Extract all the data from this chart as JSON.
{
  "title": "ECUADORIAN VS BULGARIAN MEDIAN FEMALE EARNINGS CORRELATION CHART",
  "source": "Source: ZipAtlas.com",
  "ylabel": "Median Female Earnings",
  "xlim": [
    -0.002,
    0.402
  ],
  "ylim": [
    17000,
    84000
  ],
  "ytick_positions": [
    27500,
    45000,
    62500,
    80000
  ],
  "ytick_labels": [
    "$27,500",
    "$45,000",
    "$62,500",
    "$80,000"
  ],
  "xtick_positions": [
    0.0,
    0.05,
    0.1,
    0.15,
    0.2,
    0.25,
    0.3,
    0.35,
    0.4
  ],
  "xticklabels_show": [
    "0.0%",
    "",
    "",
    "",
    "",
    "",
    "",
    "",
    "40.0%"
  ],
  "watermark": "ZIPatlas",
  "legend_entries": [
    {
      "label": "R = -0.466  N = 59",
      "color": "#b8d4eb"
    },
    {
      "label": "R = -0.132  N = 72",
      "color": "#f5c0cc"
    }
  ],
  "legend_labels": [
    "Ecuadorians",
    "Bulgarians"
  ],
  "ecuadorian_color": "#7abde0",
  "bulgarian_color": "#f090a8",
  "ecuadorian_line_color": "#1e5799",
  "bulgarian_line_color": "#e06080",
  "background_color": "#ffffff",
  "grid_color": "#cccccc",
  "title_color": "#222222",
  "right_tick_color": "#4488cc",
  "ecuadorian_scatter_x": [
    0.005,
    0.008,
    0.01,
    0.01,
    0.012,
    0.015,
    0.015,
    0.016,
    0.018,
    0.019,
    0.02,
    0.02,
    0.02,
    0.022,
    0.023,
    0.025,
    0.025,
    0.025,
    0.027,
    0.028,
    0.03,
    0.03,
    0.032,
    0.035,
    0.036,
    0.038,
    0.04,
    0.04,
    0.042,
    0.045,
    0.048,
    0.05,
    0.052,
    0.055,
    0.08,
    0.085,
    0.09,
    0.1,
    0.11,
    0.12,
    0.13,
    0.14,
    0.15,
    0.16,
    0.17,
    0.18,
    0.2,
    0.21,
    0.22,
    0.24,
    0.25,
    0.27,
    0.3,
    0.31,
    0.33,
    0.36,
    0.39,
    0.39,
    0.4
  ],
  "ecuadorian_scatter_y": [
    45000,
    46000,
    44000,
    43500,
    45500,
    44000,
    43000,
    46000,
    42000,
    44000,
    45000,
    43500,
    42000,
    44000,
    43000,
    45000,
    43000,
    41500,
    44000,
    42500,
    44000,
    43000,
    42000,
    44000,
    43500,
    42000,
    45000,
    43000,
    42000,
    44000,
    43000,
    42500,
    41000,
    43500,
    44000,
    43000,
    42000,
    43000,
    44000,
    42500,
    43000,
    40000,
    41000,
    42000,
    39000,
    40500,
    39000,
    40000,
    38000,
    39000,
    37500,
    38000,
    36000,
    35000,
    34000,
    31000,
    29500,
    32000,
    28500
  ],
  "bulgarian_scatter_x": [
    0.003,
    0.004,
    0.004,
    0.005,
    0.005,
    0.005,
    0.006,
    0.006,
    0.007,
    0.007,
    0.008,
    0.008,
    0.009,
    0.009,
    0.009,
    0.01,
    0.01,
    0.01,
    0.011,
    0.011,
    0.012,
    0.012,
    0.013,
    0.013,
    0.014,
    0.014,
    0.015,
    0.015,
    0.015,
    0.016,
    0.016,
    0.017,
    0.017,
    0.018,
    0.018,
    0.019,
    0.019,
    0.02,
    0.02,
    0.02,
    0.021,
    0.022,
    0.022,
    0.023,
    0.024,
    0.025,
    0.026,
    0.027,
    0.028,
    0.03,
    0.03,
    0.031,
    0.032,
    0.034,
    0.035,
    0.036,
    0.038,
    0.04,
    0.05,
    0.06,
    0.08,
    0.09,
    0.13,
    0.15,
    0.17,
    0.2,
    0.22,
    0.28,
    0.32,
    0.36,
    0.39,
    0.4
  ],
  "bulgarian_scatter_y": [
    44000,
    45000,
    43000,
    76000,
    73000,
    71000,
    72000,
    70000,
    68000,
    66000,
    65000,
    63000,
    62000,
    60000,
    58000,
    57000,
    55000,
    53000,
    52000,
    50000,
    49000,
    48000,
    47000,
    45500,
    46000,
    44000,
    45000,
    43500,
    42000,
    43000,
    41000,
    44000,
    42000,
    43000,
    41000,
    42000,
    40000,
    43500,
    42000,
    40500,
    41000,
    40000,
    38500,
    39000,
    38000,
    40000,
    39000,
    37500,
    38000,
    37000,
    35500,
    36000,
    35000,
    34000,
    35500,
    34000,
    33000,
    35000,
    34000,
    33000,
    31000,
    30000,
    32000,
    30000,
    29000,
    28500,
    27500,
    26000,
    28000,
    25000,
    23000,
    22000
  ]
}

******

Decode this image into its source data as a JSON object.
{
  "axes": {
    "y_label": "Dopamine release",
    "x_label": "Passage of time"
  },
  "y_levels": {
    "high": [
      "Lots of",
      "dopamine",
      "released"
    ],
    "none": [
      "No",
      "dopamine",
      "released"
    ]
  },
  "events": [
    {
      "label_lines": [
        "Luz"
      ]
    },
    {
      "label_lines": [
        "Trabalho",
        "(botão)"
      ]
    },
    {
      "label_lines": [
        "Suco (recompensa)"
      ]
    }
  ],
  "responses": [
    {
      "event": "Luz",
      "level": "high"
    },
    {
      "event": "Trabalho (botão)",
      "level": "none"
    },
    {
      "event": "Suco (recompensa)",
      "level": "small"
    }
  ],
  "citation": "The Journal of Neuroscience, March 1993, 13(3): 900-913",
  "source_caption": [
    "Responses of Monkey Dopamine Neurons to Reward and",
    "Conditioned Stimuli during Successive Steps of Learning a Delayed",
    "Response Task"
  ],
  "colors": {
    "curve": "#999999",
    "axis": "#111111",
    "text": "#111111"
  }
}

******

--- EXERCISE DETAILS ---
Go through the records and gather the lines that hold "this".

--- RESPONSE TO THE EXERCISE ---
Extract all the data from this chart as JSON.
Decode this image into its source data as a JSON object.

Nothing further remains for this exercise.